*Requirements*. Would you extract the whole listing below and retype it exactly?

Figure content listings
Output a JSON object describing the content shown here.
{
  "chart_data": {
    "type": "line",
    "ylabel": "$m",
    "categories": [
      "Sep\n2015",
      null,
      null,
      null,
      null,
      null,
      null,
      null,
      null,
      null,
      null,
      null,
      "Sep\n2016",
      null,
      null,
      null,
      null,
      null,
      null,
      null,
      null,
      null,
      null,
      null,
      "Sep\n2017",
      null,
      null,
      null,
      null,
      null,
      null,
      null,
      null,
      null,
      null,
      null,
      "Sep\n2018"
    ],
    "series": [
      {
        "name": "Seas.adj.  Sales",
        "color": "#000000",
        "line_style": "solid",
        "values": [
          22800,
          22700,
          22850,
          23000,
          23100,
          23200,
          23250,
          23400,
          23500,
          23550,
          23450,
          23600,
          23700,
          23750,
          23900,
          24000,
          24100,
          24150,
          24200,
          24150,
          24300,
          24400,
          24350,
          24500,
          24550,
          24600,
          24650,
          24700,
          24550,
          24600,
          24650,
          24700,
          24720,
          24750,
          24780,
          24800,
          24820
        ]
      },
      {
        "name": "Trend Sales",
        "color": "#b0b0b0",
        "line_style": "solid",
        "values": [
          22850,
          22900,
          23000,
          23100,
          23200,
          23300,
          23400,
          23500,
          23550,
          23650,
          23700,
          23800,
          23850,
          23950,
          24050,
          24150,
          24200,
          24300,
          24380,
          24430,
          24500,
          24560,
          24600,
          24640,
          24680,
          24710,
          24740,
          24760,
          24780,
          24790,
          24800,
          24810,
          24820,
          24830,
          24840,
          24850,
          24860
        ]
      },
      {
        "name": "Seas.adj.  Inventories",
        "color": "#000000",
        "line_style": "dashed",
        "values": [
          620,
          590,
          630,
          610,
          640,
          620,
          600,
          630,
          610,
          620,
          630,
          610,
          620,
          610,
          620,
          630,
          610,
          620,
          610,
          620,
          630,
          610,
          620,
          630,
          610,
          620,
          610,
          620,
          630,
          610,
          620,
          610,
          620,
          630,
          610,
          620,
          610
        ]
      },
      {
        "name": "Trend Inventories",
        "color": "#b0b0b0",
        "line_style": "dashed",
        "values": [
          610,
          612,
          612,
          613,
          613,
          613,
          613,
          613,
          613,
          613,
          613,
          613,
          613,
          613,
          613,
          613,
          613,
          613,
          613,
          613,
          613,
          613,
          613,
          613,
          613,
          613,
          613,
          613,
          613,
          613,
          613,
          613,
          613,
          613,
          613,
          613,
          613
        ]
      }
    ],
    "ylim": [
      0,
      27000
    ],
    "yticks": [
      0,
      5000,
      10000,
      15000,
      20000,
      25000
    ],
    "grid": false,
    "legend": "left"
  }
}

*Finished answer*.
Output a JSON object describing the content shown here.
{
  "chart_data": {
    "type": "line",
    "ylabel": "$m",
    "categories": [
      "Sep\n2015",
      null,
      null,
      null,
      null,
      null,
      null,
      null,
      null,
      null,
      null,
      null,
      "Sep\n2016",
      null,
      null,
      null,
      null,
      null,
      null,
      null,
      null,
      null,
      null,
      null,
      "Sep\n2017",
      null,
      null,
      null,
      null,
      null,
      null,
      null,
      null,
      null,
      null,
      null,
      "Sep\n2018"
    ],
    "series": [
      {
        "name": "Seas.adj.  Sales",
        "color": "#000000",
        "line_style": "solid",
        "values": [
          22800,
          22700,
          22850,
          23000,
          23100,
          23200,
          23250,
          23400,
          23500,
          23550,
          23450,
          23600,
          23700,
          23750,
          23900,
          24000,
          24100,
          24150,
          24200,
          24150,
          24300,
          24400,
          24350,
          24500,
          24550,
          24600,
          24650,
          24700,
          24550,
          24600,
          24650,
          24700,
          24720,
          24750,
          24780,
          24800,
          24820
        ]
      },
      {
        "name": "Trend Sales",
        "color": "#b0b0b0",
        "line_style": "solid",
        "values": [
          22850,
          22900,
          23000,
          23100,
          23200,
          23300,
          23400,
          23500,
          23550,
          23650,
          23700,
          23800,
          23850,
          23950,
          24050,
          24150,
          24200,
          24300,
          24380,
          24430,
          24500,
          24560,
          24600,
          24640,
          24680,
          24710,
          24740,
          24760,
          24780,
          24790,
          24800,
          24810,
          24820,
          24830,
          24840,
          24850,
          24860
        ]
      },
      {
        "name": "Seas.adj.  Inventories",
        "color": "#000000",
        "line_style": "dashed",
        "values": [
          620,
          590,
          630,
          610,
          640,
          620,
          600,
          630,
          610,
          620,
          630,
          610,
          620,
          610,
          620,
          630,
          610,
          620,
          610,
          620,
          630,
          610,
          620,
          630,
          610,
          620,
          610,
          620,
          630,
          610,
          620,
          610,
          620,
          630,
          610,
          620,
          610
        ]
      },
      {
        "name": "Trend Inventories",
        "color": "#b0b0b0",
        "line_style": "dashed",
        "values": [
          610,
          612,
          612,
          613,
          613,
          613,
          613,
          613,
          613,
          613,
          613,
          613,
          613,
          613,
          613,
          613,
          613,
          613,
          613,
          613,
          613,
          613,
          613,
          613,
          613,
          613,
          613,
          613,
          613,
          613,
          613,
          613,
          613,
          613,
          613,
          613,
          613
        ]
      }
    ],
    "ylim": [
      0,
      27000
    ],
    "yticks": [
      0,
      5000,
      10000,
      15000,
      20000,
      25000
    ],
    "grid": false,
    "legend": "left"
  }
}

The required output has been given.